START RECORDS SHOWN

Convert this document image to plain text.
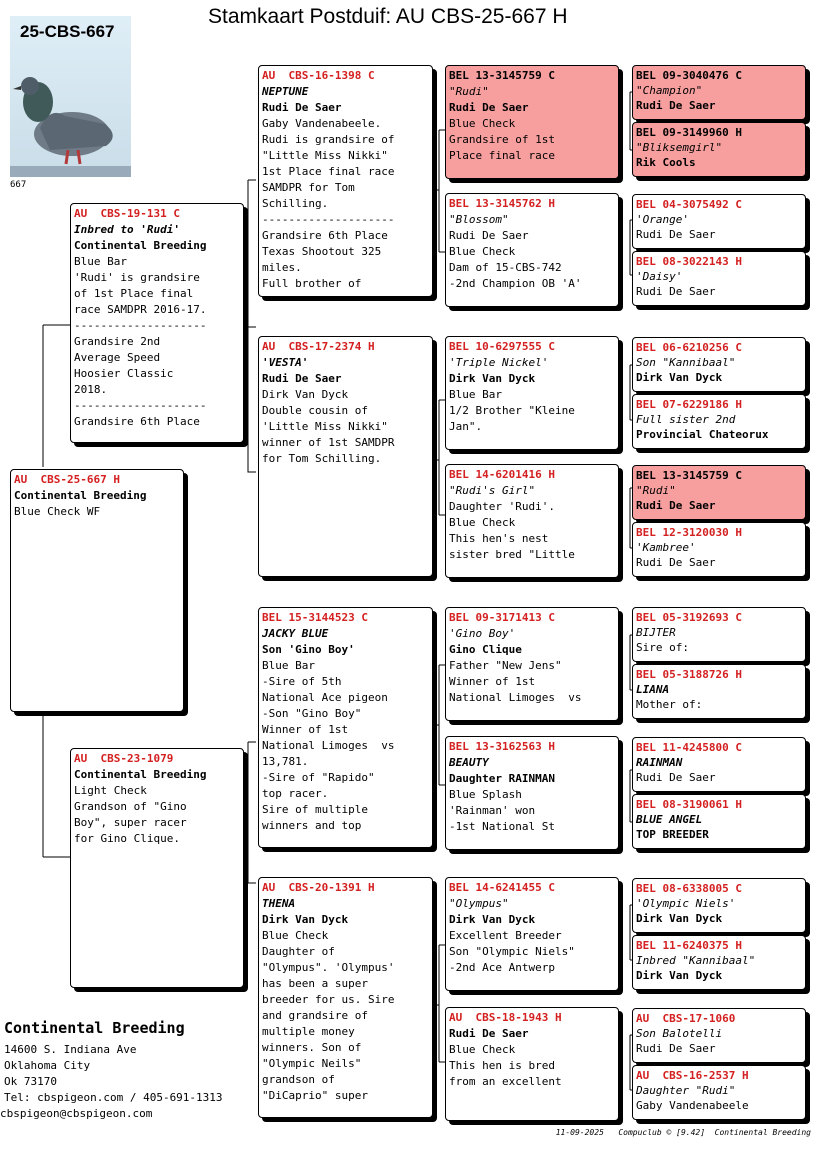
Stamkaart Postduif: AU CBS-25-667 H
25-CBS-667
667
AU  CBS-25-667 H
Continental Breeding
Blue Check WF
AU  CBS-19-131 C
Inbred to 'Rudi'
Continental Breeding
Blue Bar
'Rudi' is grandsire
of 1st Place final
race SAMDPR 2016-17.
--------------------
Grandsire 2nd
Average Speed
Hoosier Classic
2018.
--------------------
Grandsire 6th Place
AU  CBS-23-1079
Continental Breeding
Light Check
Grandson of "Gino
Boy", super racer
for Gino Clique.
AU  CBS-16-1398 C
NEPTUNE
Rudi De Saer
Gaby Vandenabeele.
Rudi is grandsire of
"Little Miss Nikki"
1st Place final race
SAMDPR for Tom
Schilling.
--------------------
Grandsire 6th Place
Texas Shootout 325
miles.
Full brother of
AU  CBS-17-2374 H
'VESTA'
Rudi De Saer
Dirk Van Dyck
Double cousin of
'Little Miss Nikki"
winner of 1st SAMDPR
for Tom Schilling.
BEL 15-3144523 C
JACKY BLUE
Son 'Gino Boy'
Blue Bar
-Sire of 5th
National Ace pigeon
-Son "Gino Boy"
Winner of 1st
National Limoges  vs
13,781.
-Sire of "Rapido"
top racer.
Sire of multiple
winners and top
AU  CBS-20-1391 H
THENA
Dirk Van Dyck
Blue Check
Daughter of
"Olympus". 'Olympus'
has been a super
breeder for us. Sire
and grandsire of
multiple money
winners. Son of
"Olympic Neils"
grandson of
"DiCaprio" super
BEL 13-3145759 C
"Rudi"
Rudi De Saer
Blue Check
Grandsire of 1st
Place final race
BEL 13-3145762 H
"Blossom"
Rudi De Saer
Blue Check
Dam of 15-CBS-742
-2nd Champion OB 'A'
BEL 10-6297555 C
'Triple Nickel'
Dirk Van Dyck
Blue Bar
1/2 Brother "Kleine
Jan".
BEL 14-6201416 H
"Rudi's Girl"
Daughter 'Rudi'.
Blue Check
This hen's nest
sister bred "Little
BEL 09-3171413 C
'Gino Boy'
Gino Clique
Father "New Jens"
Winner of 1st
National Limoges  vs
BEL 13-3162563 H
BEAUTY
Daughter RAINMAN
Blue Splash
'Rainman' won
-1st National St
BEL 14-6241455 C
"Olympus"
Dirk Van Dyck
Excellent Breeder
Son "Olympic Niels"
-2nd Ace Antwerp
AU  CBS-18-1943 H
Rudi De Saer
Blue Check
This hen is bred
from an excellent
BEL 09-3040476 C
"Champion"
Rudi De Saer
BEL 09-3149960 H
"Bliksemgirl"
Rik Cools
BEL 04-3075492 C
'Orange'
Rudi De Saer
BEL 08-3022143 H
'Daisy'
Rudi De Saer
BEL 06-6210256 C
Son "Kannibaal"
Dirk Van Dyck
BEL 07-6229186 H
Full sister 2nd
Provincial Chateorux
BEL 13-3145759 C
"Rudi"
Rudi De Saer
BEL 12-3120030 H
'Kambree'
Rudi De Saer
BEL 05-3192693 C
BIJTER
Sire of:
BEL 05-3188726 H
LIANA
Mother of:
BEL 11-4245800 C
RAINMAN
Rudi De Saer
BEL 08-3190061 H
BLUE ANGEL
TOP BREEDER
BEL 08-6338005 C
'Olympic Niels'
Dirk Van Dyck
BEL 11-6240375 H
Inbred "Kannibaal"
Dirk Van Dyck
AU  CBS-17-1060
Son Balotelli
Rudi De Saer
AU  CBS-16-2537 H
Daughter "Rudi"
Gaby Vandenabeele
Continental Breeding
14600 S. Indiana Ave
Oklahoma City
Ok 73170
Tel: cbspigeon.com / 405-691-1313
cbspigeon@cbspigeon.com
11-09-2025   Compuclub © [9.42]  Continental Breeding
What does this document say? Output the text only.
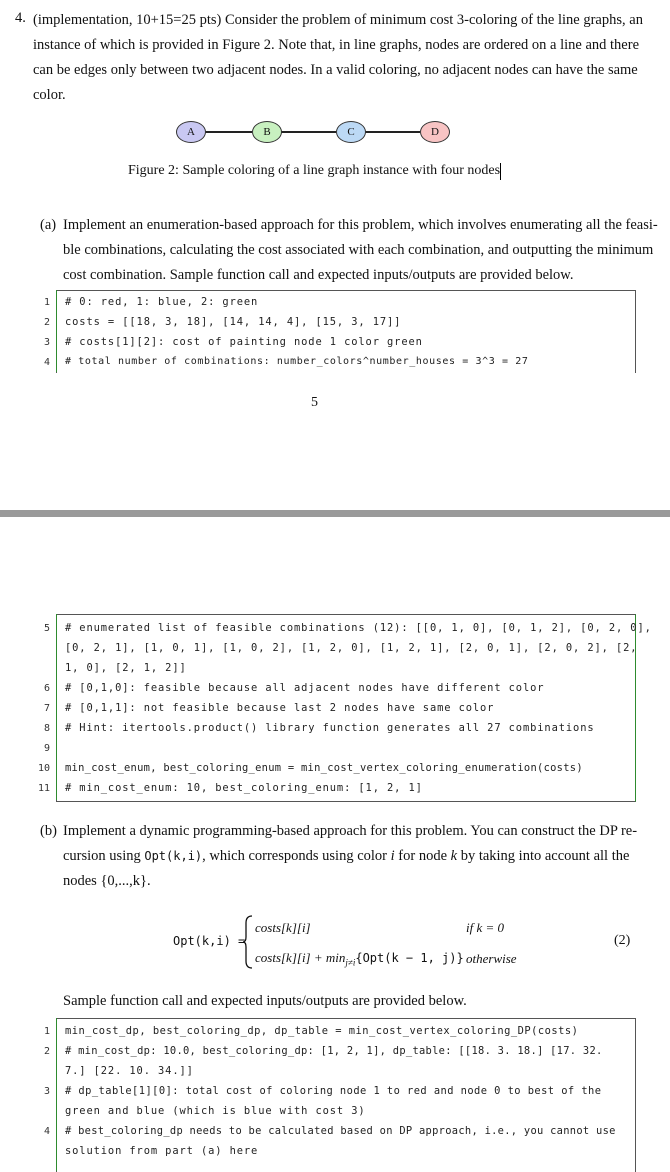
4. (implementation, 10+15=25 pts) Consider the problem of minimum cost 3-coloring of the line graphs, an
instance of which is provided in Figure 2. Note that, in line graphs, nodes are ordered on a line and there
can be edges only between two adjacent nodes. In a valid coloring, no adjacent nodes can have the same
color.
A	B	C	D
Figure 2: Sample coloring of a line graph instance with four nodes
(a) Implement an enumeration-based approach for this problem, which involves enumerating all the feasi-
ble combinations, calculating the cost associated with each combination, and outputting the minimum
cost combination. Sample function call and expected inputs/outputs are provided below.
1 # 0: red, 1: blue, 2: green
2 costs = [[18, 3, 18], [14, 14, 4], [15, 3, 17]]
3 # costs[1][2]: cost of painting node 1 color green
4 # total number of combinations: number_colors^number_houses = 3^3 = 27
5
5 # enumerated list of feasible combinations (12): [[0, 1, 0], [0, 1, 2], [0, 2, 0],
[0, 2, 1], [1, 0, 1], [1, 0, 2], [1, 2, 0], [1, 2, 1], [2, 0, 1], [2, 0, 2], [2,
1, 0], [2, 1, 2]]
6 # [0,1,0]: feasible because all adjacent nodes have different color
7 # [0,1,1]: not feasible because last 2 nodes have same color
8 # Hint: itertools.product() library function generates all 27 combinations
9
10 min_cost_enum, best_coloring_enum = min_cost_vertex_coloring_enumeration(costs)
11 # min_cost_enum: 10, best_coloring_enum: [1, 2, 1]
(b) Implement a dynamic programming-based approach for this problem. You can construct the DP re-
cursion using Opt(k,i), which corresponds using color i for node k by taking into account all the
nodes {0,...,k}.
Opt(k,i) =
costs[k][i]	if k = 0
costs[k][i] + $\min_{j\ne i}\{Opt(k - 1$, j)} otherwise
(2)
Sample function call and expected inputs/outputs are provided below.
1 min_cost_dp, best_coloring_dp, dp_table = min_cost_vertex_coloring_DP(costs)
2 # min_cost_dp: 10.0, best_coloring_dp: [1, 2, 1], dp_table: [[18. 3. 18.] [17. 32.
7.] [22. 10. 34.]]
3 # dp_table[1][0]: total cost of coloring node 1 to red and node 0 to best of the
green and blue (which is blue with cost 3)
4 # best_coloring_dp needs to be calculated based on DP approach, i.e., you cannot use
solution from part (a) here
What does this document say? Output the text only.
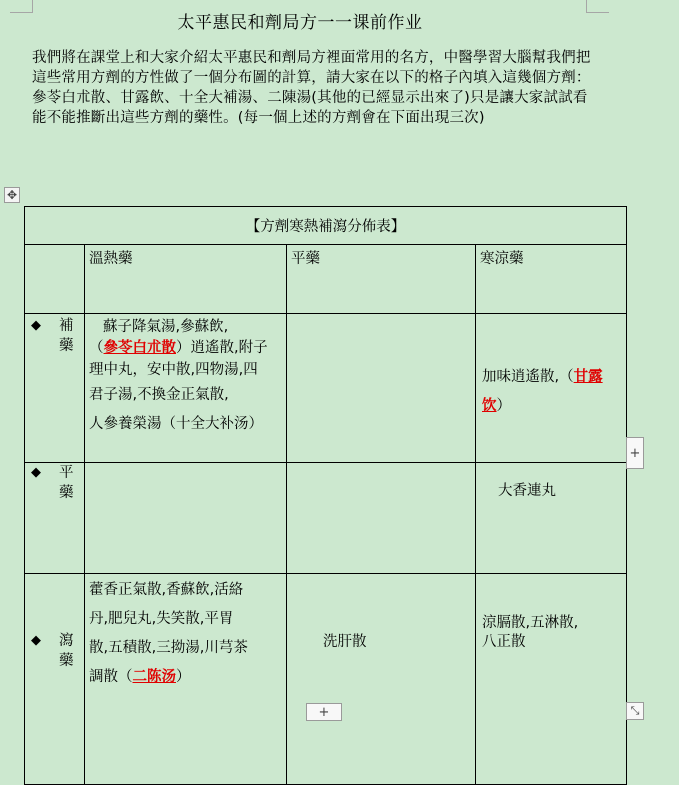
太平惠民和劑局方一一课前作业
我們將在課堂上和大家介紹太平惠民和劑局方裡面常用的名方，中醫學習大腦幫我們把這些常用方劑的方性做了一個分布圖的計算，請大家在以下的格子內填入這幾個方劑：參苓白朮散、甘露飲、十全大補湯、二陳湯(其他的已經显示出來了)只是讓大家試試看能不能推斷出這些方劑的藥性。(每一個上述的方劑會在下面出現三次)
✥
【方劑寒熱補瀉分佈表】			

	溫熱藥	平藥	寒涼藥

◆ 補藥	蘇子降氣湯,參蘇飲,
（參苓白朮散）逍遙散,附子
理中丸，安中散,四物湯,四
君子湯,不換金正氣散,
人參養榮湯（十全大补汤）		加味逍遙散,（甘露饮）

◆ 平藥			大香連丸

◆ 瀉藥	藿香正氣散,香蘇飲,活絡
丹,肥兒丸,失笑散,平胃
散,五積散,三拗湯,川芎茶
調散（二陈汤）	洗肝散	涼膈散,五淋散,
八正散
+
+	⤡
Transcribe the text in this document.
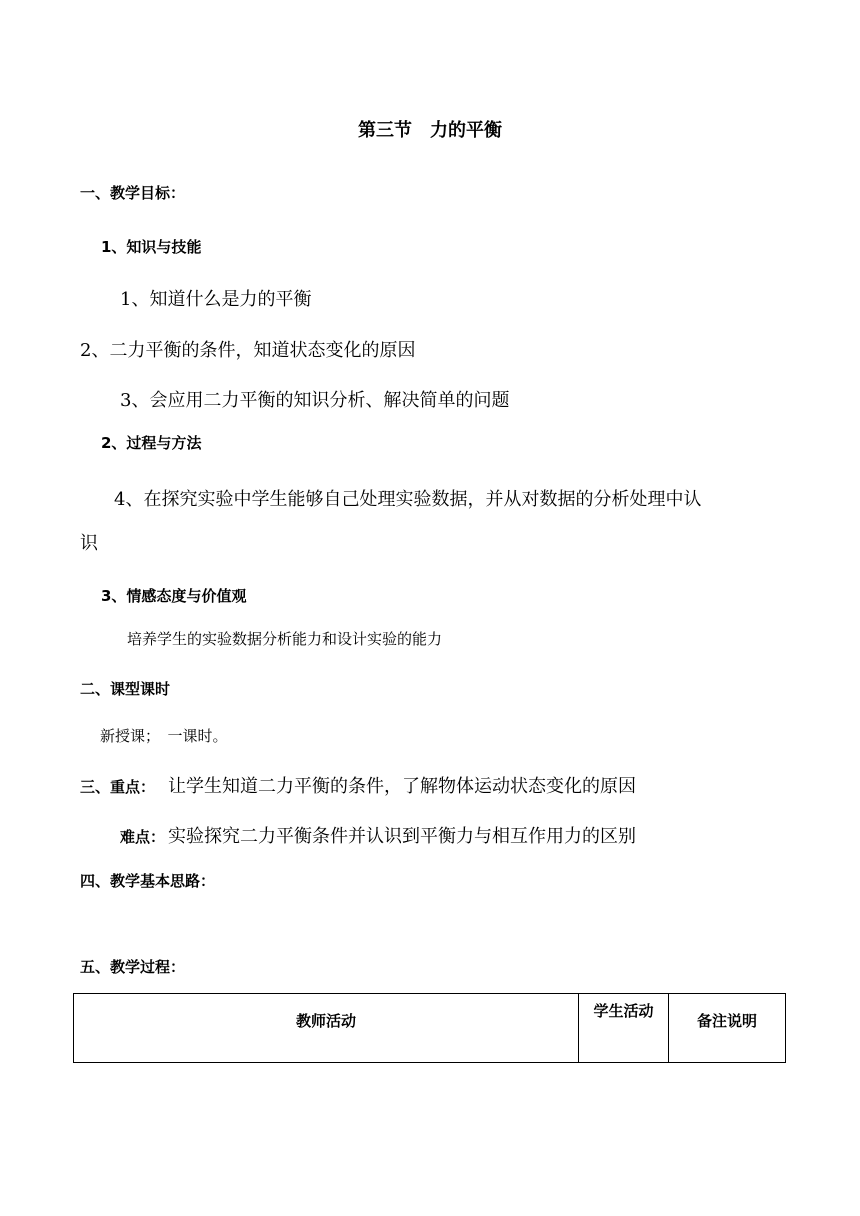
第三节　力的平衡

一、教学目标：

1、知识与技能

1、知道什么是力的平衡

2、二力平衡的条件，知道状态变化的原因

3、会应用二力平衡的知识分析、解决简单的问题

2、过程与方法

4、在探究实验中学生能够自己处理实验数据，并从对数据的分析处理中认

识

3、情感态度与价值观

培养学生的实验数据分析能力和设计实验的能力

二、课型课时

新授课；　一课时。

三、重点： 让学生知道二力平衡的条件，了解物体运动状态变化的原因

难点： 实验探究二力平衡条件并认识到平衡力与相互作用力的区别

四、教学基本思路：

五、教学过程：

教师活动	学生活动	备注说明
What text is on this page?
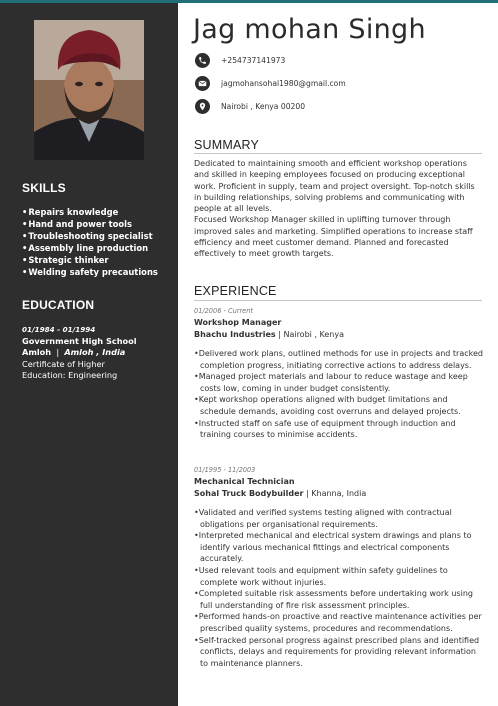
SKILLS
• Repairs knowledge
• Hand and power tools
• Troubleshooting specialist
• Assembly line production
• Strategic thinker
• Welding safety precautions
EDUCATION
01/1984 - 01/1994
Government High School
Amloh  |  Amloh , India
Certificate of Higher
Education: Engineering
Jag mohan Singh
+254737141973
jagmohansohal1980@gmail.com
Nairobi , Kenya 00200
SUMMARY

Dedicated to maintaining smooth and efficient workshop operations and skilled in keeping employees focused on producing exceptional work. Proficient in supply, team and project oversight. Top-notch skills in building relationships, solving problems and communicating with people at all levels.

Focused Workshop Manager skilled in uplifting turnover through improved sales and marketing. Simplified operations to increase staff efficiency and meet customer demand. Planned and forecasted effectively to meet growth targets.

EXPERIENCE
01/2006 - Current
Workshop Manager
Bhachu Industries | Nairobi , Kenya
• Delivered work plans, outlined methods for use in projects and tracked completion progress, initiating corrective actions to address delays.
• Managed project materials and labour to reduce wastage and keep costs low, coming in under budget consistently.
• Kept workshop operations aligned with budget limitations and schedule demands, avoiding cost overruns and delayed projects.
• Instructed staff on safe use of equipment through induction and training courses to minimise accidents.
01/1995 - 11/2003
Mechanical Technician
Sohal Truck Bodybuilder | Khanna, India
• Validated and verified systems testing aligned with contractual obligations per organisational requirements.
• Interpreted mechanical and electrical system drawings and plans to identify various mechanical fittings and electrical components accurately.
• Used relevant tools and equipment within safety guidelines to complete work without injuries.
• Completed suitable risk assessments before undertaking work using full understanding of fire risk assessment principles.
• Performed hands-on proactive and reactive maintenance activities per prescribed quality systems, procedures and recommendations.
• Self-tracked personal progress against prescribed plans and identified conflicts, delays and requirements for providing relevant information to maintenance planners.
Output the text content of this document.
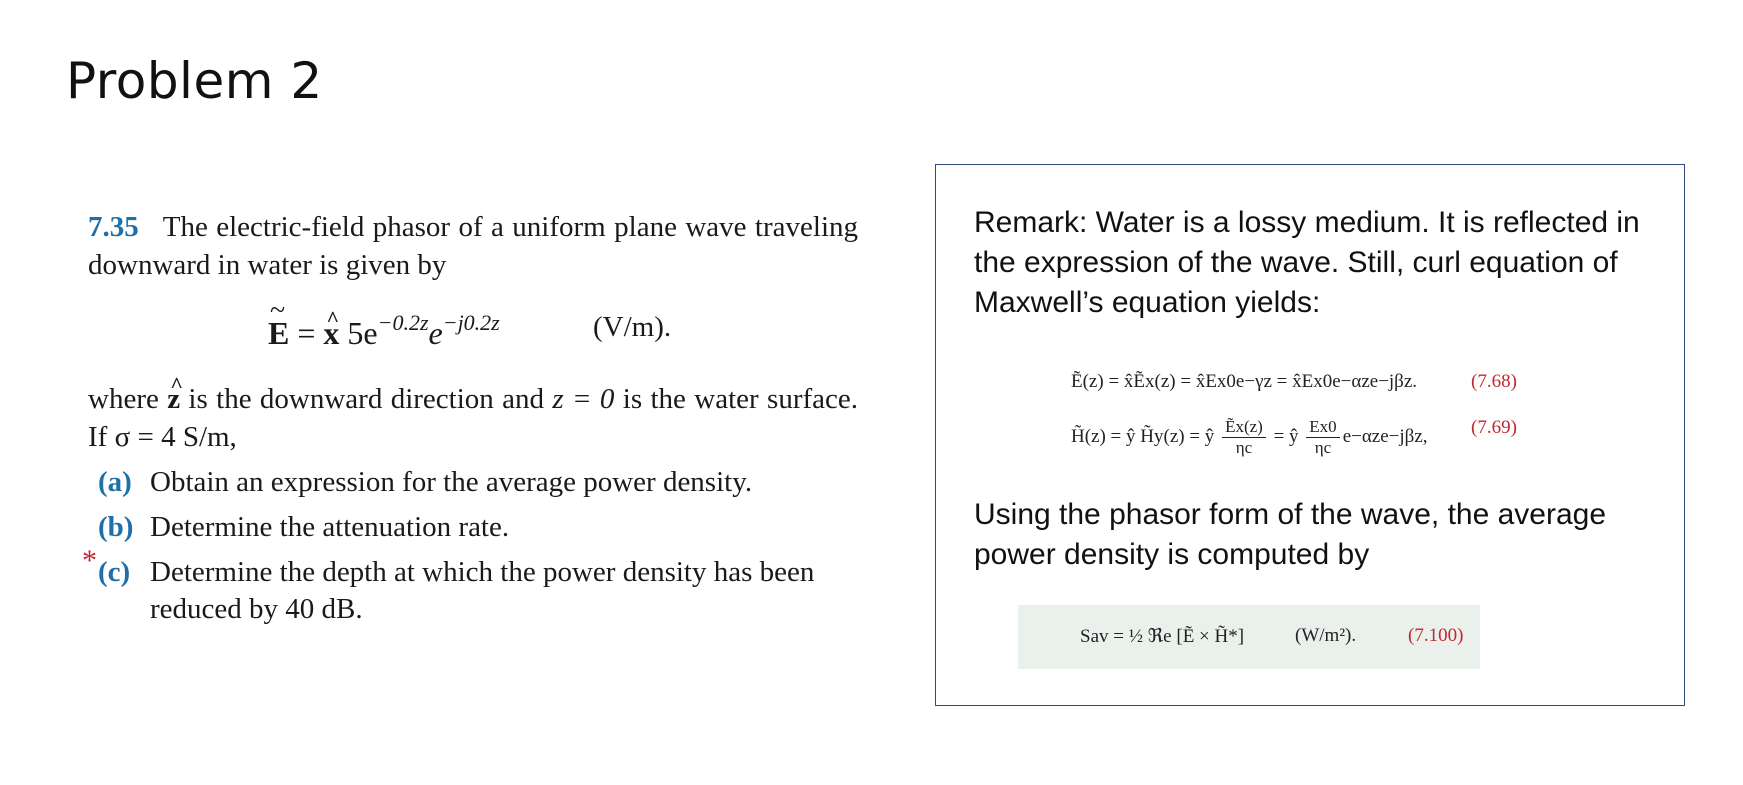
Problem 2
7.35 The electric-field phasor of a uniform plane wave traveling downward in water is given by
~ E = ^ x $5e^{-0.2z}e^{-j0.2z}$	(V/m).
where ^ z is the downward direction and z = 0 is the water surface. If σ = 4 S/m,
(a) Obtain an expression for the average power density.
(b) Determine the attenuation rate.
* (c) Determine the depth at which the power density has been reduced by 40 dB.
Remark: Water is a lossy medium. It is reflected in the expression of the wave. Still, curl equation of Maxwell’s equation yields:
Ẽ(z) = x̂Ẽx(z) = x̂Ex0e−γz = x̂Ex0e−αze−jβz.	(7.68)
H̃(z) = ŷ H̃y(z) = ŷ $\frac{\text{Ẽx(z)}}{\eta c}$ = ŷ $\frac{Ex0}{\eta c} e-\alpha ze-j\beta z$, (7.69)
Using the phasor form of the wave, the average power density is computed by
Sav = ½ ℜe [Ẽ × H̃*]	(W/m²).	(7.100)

END RECORDS SHOWN

### TO DO
Count the lines that hold the string "safety" and state that number alone.

### CORRECT RESPONSE
2